* [Task prompt]: Search the listing below for "Контрольно". Copy each matching line.

Dataset records:

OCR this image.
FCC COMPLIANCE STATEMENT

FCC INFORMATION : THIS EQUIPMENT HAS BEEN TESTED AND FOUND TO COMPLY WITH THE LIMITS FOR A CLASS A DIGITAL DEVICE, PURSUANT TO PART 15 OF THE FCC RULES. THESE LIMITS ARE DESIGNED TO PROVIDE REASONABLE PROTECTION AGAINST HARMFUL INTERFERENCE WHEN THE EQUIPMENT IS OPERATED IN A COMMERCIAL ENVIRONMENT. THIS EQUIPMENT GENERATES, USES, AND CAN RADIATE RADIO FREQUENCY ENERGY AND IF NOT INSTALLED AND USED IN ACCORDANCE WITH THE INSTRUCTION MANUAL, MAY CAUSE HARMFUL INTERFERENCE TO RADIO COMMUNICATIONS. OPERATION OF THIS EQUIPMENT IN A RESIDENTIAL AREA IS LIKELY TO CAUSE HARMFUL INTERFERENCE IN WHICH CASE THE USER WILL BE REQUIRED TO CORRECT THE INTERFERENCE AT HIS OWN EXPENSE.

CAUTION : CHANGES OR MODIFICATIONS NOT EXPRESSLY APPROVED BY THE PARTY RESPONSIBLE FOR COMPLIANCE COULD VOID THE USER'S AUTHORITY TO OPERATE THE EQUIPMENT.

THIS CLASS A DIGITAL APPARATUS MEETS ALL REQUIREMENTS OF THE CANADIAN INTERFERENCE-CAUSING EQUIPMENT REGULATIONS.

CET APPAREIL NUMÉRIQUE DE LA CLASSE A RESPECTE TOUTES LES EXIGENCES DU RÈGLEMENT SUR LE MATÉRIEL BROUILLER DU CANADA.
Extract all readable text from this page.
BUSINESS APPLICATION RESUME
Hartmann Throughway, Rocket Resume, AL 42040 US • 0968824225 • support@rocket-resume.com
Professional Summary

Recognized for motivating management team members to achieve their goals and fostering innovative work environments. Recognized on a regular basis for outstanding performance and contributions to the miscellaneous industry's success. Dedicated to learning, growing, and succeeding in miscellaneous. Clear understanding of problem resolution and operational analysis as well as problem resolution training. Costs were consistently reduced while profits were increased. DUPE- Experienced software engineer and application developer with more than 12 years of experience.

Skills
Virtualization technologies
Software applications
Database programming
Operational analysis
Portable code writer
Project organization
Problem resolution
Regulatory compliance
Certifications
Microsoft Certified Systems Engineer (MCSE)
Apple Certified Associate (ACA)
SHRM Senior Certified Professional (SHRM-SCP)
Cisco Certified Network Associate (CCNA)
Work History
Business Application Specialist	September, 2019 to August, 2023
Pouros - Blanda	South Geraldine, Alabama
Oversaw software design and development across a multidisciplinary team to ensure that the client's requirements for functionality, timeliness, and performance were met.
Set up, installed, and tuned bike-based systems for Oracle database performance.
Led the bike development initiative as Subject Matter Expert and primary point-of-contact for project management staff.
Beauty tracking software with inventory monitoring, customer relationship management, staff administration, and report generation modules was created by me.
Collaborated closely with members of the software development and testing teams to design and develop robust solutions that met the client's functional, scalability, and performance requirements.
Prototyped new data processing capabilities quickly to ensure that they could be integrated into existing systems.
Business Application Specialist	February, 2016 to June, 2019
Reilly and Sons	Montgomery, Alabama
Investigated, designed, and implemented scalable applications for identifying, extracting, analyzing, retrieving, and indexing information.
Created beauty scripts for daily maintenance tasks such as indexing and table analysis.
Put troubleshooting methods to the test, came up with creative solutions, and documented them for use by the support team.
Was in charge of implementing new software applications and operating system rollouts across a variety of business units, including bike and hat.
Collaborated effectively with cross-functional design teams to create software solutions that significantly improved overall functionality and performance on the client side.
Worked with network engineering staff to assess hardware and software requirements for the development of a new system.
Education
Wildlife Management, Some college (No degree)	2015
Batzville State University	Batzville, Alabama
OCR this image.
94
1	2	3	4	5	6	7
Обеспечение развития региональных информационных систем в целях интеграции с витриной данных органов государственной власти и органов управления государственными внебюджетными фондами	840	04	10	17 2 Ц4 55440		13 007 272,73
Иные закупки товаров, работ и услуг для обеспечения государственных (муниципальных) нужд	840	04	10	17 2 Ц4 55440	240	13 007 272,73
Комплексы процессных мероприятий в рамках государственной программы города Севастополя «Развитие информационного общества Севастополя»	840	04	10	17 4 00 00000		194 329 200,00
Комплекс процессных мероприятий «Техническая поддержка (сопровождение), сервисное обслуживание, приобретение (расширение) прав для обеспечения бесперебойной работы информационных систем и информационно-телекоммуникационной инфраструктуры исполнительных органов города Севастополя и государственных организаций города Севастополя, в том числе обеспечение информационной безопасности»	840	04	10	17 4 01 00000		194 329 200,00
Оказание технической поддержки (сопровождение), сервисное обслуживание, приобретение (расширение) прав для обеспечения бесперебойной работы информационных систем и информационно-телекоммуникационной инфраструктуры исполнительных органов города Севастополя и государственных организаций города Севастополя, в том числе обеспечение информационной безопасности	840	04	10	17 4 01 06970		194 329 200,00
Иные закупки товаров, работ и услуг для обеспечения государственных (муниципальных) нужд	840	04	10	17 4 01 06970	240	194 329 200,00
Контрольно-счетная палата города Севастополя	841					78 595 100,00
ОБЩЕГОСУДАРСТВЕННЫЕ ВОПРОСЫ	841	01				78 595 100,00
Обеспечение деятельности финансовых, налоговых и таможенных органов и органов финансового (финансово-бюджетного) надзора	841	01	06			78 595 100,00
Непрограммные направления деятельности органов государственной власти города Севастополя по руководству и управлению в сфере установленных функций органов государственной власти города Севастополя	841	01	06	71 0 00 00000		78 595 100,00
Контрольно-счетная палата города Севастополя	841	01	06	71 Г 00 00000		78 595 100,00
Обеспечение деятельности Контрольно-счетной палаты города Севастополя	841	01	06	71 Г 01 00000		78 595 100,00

* [Task result]:
Контрольно-счетная палата города Севастополя	841					78 595 100,00
Контрольно-счетная палата города Севастополя	841	01	06	71 Г 00 00000		78 595 100,00
Обеспечение деятельности Контрольно-счетной палаты города Севастополя	841	01	06	71 Г 01 00000		78 595 100,00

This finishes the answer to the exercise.